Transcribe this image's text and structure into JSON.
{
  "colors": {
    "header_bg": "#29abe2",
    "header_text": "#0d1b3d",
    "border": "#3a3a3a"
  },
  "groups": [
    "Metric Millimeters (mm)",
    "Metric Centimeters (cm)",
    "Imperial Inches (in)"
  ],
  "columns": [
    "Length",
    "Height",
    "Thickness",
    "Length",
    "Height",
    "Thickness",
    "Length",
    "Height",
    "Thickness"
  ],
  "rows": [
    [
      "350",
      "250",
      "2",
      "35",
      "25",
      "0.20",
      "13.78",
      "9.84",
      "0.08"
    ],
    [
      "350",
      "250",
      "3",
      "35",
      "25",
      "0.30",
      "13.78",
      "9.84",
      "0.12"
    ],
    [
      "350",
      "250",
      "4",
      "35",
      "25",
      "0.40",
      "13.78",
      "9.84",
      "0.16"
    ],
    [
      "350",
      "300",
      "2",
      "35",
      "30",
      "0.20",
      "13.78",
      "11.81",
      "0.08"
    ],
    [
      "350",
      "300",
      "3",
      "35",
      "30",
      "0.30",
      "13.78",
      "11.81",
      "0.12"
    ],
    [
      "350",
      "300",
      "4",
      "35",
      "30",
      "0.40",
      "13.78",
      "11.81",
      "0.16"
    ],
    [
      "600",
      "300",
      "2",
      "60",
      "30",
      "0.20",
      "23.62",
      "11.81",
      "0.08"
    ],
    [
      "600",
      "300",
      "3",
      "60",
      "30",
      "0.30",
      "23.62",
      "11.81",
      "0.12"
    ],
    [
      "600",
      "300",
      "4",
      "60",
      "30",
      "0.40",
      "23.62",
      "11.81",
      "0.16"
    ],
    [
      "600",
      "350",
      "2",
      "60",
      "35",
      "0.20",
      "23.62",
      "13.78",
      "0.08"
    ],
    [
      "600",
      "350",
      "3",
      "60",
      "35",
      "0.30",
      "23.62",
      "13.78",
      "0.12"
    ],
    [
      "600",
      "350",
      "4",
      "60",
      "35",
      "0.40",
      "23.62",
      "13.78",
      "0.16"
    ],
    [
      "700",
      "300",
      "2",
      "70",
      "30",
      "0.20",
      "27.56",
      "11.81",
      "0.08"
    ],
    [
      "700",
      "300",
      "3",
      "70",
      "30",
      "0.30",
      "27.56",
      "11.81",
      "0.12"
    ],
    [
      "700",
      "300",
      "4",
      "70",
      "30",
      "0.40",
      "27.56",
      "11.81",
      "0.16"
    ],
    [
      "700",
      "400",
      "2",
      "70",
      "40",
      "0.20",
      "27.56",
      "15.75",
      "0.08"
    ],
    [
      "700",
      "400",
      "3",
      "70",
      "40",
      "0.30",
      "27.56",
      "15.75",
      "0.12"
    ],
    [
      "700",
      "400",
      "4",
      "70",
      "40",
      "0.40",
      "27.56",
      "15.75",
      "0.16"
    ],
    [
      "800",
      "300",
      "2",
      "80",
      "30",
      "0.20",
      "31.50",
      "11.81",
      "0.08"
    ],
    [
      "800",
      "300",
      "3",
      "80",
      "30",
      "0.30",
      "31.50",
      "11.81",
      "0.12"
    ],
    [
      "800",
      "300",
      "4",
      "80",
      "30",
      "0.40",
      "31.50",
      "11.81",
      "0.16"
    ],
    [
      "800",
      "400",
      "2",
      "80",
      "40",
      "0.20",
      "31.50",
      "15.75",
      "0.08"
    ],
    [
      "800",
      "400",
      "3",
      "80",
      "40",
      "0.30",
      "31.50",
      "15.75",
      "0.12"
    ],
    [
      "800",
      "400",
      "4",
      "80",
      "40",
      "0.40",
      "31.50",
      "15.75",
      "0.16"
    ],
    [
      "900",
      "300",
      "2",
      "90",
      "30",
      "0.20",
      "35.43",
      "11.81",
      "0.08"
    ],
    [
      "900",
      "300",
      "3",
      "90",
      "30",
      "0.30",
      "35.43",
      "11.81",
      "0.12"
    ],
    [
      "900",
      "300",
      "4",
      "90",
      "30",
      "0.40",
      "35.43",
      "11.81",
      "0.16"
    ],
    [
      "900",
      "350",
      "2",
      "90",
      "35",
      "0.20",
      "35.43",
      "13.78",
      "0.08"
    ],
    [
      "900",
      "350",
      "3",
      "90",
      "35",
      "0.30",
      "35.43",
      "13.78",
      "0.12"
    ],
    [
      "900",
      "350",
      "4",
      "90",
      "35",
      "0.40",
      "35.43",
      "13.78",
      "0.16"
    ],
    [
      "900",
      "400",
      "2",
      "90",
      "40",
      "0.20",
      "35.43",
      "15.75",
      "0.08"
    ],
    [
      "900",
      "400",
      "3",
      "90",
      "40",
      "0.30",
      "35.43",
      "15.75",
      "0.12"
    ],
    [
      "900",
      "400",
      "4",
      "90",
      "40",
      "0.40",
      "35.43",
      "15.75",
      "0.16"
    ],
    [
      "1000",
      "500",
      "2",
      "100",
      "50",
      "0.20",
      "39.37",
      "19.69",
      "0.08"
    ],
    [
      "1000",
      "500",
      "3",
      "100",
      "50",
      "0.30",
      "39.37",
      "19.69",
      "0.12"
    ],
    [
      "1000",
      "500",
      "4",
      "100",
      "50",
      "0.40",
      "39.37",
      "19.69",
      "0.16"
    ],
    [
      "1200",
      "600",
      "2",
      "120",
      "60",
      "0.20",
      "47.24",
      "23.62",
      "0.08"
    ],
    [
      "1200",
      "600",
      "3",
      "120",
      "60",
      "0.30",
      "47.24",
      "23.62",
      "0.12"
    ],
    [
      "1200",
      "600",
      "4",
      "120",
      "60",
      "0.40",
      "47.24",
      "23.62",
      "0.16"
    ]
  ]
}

Work to complete: Exactly reproduce every record.

Solution for this task:
Transcribe this image's text and structure into JSON.
{
  "colors": {
    "header_bg": "#29abe2",
    "header_text": "#0d1b3d",
    "border": "#3a3a3a"
  },
  "groups": [
    "Metric Millimeters (mm)",
    "Metric Centimeters (cm)",
    "Imperial Inches (in)"
  ],
  "columns": [
    "Length",
    "Height",
    "Thickness",
    "Length",
    "Height",
    "Thickness",
    "Length",
    "Height",
    "Thickness"
  ],
  "rows": [
    [
      "350",
      "250",
      "2",
      "35",
      "25",
      "0.20",
      "13.78",
      "9.84",
      "0.08"
    ],
    [
      "350",
      "250",
      "3",
      "35",
      "25",
      "0.30",
      "13.78",
      "9.84",
      "0.12"
    ],
    [
      "350",
      "250",
      "4",
      "35",
      "25",
      "0.40",
      "13.78",
      "9.84",
      "0.16"
    ],
    [
      "350",
      "300",
      "2",
      "35",
      "30",
      "0.20",
      "13.78",
      "11.81",
      "0.08"
    ],
    [
      "350",
      "300",
      "3",
      "35",
      "30",
      "0.30",
      "13.78",
      "11.81",
      "0.12"
    ],
    [
      "350",
      "300",
      "4",
      "35",
      "30",
      "0.40",
      "13.78",
      "11.81",
      "0.16"
    ],
    [
      "600",
      "300",
      "2",
      "60",
      "30",
      "0.20",
      "23.62",
      "11.81",
      "0.08"
    ],
    [
      "600",
      "300",
      "3",
      "60",
      "30",
      "0.30",
      "23.62",
      "11.81",
      "0.12"
    ],
    [
      "600",
      "300",
      "4",
      "60",
      "30",
      "0.40",
      "23.62",
      "11.81",
      "0.16"
    ],
    [
      "600",
      "350",
      "2",
      "60",
      "35",
      "0.20",
      "23.62",
      "13.78",
      "0.08"
    ],
    [
      "600",
      "350",
      "3",
      "60",
      "35",
      "0.30",
      "23.62",
      "13.78",
      "0.12"
    ],
    [
      "600",
      "350",
      "4",
      "60",
      "35",
      "0.40",
      "23.62",
      "13.78",
      "0.16"
    ],
    [
      "700",
      "300",
      "2",
      "70",
      "30",
      "0.20",
      "27.56",
      "11.81",
      "0.08"
    ],
    [
      "700",
      "300",
      "3",
      "70",
      "30",
      "0.30",
      "27.56",
      "11.81",
      "0.12"
    ],
    [
      "700",
      "300",
      "4",
      "70",
      "30",
      "0.40",
      "27.56",
      "11.81",
      "0.16"
    ],
    [
      "700",
      "400",
      "2",
      "70",
      "40",
      "0.20",
      "27.56",
      "15.75",
      "0.08"
    ],
    [
      "700",
      "400",
      "3",
      "70",
      "40",
      "0.30",
      "27.56",
      "15.75",
      "0.12"
    ],
    [
      "700",
      "400",
      "4",
      "70",
      "40",
      "0.40",
      "27.56",
      "15.75",
      "0.16"
    ],
    [
      "800",
      "300",
      "2",
      "80",
      "30",
      "0.20",
      "31.50",
      "11.81",
      "0.08"
    ],
    [
      "800",
      "300",
      "3",
      "80",
      "30",
      "0.30",
      "31.50",
      "11.81",
      "0.12"
    ],
    [
      "800",
      "300",
      "4",
      "80",
      "30",
      "0.40",
      "31.50",
      "11.81",
      "0.16"
    ],
    [
      "800",
      "400",
      "2",
      "80",
      "40",
      "0.20",
      "31.50",
      "15.75",
      "0.08"
    ],
    [
      "800",
      "400",
      "3",
      "80",
      "40",
      "0.30",
      "31.50",
      "15.75",
      "0.12"
    ],
    [
      "800",
      "400",
      "4",
      "80",
      "40",
      "0.40",
      "31.50",
      "15.75",
      "0.16"
    ],
    [
      "900",
      "300",
      "2",
      "90",
      "30",
      "0.20",
      "35.43",
      "11.81",
      "0.08"
    ],
    [
      "900",
      "300",
      "3",
      "90",
      "30",
      "0.30",
      "35.43",
      "11.81",
      "0.12"
    ],
    [
      "900",
      "300",
      "4",
      "90",
      "30",
      "0.40",
      "35.43",
      "11.81",
      "0.16"
    ],
    [
      "900",
      "350",
      "2",
      "90",
      "35",
      "0.20",
      "35.43",
      "13.78",
      "0.08"
    ],
    [
      "900",
      "350",
      "3",
      "90",
      "35",
      "0.30",
      "35.43",
      "13.78",
      "0.12"
    ],
    [
      "900",
      "350",
      "4",
      "90",
      "35",
      "0.40",
      "35.43",
      "13.78",
      "0.16"
    ],
    [
      "900",
      "400",
      "2",
      "90",
      "40",
      "0.20",
      "35.43",
      "15.75",
      "0.08"
    ],
    [
      "900",
      "400",
      "3",
      "90",
      "40",
      "0.30",
      "35.43",
      "15.75",
      "0.12"
    ],
    [
      "900",
      "400",
      "4",
      "90",
      "40",
      "0.40",
      "35.43",
      "15.75",
      "0.16"
    ],
    [
      "1000",
      "500",
      "2",
      "100",
      "50",
      "0.20",
      "39.37",
      "19.69",
      "0.08"
    ],
    [
      "1000",
      "500",
      "3",
      "100",
      "50",
      "0.30",
      "39.37",
      "19.69",
      "0.12"
    ],
    [
      "1000",
      "500",
      "4",
      "100",
      "50",
      "0.40",
      "39.37",
      "19.69",
      "0.16"
    ],
    [
      "1200",
      "600",
      "2",
      "120",
      "60",
      "0.20",
      "47.24",
      "23.62",
      "0.08"
    ],
    [
      "1200",
      "600",
      "3",
      "120",
      "60",
      "0.30",
      "47.24",
      "23.62",
      "0.12"
    ],
    [
      "1200",
      "600",
      "4",
      "120",
      "60",
      "0.40",
      "47.24",
      "23.62",
      "0.16"
    ]
  ]
}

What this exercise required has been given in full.